### Work to be completed
From the entries below, report how many lines contain the string "Height". Give only that number.

### Records for the task

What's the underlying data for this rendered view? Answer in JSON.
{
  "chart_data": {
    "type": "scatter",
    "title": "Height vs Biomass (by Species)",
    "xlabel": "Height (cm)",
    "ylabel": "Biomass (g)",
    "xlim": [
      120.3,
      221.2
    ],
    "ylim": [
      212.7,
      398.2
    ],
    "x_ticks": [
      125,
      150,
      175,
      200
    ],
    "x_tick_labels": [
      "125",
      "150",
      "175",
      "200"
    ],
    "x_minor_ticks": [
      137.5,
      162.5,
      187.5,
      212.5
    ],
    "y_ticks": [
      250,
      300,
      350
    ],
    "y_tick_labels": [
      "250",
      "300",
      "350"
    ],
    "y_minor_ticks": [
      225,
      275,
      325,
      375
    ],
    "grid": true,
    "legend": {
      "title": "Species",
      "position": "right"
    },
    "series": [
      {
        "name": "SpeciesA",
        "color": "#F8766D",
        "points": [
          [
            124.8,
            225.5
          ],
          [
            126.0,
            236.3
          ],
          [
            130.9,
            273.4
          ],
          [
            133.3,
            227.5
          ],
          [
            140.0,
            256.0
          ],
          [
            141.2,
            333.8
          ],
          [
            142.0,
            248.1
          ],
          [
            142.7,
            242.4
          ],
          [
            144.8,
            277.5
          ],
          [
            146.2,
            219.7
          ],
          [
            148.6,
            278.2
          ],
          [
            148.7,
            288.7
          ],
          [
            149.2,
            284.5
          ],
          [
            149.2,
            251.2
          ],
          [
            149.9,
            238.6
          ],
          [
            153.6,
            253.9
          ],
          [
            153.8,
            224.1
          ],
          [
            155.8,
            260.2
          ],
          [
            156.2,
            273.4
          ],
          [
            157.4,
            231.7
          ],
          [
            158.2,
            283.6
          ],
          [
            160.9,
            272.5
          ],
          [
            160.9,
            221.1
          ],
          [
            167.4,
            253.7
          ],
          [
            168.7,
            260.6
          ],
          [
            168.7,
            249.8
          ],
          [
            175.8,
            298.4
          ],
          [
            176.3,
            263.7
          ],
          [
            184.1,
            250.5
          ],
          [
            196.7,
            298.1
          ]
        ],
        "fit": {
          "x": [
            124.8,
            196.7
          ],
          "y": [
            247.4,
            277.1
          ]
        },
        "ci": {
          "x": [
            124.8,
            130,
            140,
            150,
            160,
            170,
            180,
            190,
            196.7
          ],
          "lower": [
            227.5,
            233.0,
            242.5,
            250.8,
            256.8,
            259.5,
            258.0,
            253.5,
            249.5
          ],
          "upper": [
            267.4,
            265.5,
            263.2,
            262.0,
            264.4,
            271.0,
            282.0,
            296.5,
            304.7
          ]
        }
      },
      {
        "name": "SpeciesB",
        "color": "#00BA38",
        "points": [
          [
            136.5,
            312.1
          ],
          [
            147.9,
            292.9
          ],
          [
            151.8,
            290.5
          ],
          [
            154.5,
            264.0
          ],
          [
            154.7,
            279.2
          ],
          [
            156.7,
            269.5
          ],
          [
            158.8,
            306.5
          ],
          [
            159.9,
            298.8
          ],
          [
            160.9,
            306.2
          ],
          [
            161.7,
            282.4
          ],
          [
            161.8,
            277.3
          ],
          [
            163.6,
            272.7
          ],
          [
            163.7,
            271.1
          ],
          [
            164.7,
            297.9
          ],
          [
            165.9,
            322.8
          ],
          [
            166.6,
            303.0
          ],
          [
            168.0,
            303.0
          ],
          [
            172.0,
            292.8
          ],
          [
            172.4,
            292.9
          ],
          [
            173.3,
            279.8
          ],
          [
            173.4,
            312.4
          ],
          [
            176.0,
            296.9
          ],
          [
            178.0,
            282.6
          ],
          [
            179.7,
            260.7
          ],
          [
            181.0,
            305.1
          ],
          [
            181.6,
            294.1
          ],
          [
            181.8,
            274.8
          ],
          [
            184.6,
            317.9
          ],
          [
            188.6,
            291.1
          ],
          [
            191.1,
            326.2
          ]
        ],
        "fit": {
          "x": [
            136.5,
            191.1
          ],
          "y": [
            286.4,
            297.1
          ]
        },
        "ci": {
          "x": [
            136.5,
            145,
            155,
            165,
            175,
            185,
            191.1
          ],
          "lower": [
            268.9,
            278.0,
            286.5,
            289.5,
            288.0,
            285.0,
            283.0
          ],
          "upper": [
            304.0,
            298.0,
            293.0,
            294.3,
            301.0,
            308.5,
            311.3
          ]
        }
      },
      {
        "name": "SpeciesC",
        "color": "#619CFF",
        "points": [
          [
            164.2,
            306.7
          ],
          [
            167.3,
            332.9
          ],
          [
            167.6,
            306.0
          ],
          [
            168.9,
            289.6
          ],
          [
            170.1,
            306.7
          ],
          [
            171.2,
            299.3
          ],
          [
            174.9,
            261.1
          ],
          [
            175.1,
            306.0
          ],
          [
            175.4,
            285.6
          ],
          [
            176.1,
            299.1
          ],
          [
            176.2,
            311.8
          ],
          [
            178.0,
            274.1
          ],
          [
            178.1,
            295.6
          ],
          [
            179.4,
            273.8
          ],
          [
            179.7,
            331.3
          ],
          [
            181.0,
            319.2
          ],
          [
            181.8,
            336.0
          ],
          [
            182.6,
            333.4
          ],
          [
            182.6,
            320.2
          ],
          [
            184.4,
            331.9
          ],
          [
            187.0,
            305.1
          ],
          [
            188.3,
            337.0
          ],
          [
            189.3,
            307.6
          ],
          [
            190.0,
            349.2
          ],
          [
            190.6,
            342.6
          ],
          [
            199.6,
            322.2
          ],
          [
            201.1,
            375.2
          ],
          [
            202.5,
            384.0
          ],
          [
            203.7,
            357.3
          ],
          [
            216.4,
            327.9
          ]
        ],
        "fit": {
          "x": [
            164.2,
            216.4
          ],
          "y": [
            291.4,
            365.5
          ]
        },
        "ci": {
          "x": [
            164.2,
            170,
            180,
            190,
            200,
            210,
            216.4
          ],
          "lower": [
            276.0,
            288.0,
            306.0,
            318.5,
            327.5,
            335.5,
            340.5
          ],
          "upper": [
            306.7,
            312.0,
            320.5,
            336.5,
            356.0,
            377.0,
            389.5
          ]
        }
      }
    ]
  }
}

### Response
2